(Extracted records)
_____

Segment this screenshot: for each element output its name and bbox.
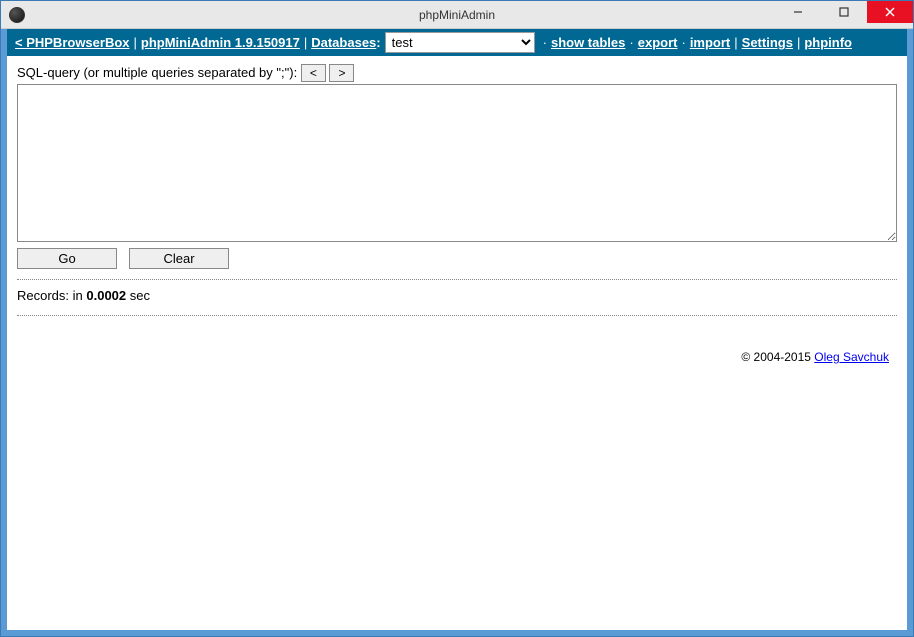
separator: | [130,35,141,50]
footer: © 2004-2015 Oleg Savchuk [17,322,897,364]
close-button[interactable] [867,1,913,23]
copyright-text: © 2004-2015 [741,350,814,364]
records-time: 0.0002 [86,288,126,303]
separator: · [625,35,637,50]
separator: | [793,35,804,50]
author-link[interactable]: Oleg Savchuk [814,350,889,364]
separator: · [677,35,689,50]
divider [17,279,897,280]
databases-link[interactable]: Databases [311,35,376,50]
records-suffix: sec [126,288,150,303]
records-status: Records: in 0.0002 sec [17,286,897,305]
button-row: Go Clear [17,248,897,269]
clear-button[interactable]: Clear [129,248,229,269]
minimize-button[interactable] [775,1,821,23]
query-header: SQL-query (or multiple queries separated… [17,64,897,82]
next-query-button[interactable]: > [329,64,354,82]
maximize-button[interactable] [821,1,867,23]
topbar: < PHPBrowserBox | phpMiniAdmin 1.9.15091… [7,29,907,56]
back-link[interactable]: < PHPBrowserBox [15,35,130,50]
colon: : [376,35,380,50]
minimize-icon [793,7,803,17]
show-tables-link[interactable]: show tables [551,35,625,50]
separator: | [730,35,741,50]
maximize-icon [839,7,849,17]
window-controls [775,1,913,23]
import-link[interactable]: import [690,35,730,50]
query-label: SQL-query (or multiple queries separated… [17,65,297,80]
sql-query-textarea[interactable] [17,84,897,242]
app-version-link[interactable]: phpMiniAdmin 1.9.150917 [141,35,300,50]
separator: · [539,35,551,50]
app-icon [9,7,25,23]
separator: | [300,35,311,50]
window-title: phpMiniAdmin [419,8,495,22]
app-window: phpMiniAdmin < PHPBrowserBox | phpMiniAd… [0,0,914,637]
records-prefix: Records: in [17,288,86,303]
viewport: < PHPBrowserBox | phpMiniAdmin 1.9.15091… [7,29,907,630]
export-link[interactable]: export [638,35,678,50]
settings-link[interactable]: Settings [742,35,793,50]
close-icon [885,7,895,17]
titlebar[interactable]: phpMiniAdmin [1,1,913,29]
go-button[interactable]: Go [17,248,117,269]
divider [17,315,897,316]
database-select[interactable]: test [385,32,535,53]
phpinfo-link[interactable]: phpinfo [804,35,852,50]
prev-query-button[interactable]: < [301,64,326,82]
content-area: SQL-query (or multiple queries separated… [7,56,907,372]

_____

SET PROBLEM: Rewrite all of the lines above, changing every "separator" to "delimiter" and leaving everything else untouched. Omit the pictures from your answer.

TASK RESPONSE:
Segment this screenshot: for each element output its name and bbox.
delimiter: | [130,35,141,50]
footer: © 2004-2015 Oleg Savchuk [17,322,897,364]
close-button[interactable] [867,1,913,23]
copyright-text: © 2004-2015 [741,350,814,364]
records-time: 0.0002 [86,288,126,303]
delimiter: · [625,35,637,50]
delimiter: | [793,35,804,50]
author-link[interactable]: Oleg Savchuk [814,350,889,364]
delimiter: · [677,35,689,50]
divider [17,279,897,280]
databases-link[interactable]: Databases [311,35,376,50]
records-suffix: sec [126,288,150,303]
records-status: Records: in 0.0002 sec [17,286,897,305]
button-row: Go Clear [17,248,897,269]
clear-button[interactable]: Clear [129,248,229,269]
minimize-button[interactable] [775,1,821,23]
query-header: SQL-query (or multiple queries separated… [17,64,897,82]
next-query-button[interactable]: > [329,64,354,82]
maximize-button[interactable] [821,1,867,23]
topbar: < PHPBrowserBox | phpMiniAdmin 1.9.15091… [7,29,907,56]
back-link[interactable]: < PHPBrowserBox [15,35,130,50]
colon: : [376,35,380,50]
minimize-icon [793,7,803,17]
show-tables-link[interactable]: show tables [551,35,625,50]
delimiter: | [730,35,741,50]
maximize-icon [839,7,849,17]
window-controls [775,1,913,23]
import-link[interactable]: import [690,35,730,50]
query-label: SQL-query (or multiple queries separated… [17,65,297,80]
sql-query-textarea[interactable] [17,84,897,242]
app-version-link[interactable]: phpMiniAdmin 1.9.150917 [141,35,300,50]
delimiter: · [539,35,551,50]
app-icon [9,7,25,23]
delimiter: | [300,35,311,50]
window-title: phpMiniAdmin [419,8,495,22]
app-window: phpMiniAdmin < PHPBrowserBox | phpMiniAd… [0,0,914,637]
records-prefix: Records: in [17,288,86,303]
viewport: < PHPBrowserBox | phpMiniAdmin 1.9.15091… [7,29,907,630]
export-link[interactable]: export [638,35,678,50]
settings-link[interactable]: Settings [742,35,793,50]
close-icon [885,7,895,17]
titlebar[interactable]: phpMiniAdmin [1,1,913,29]
go-button[interactable]: Go [17,248,117,269]
divider [17,315,897,316]
database-select[interactable]: test [385,32,535,53]
phpinfo-link[interactable]: phpinfo [804,35,852,50]
prev-query-button[interactable]: < [301,64,326,82]
content-area: SQL-query (or multiple queries separated… [7,56,907,372]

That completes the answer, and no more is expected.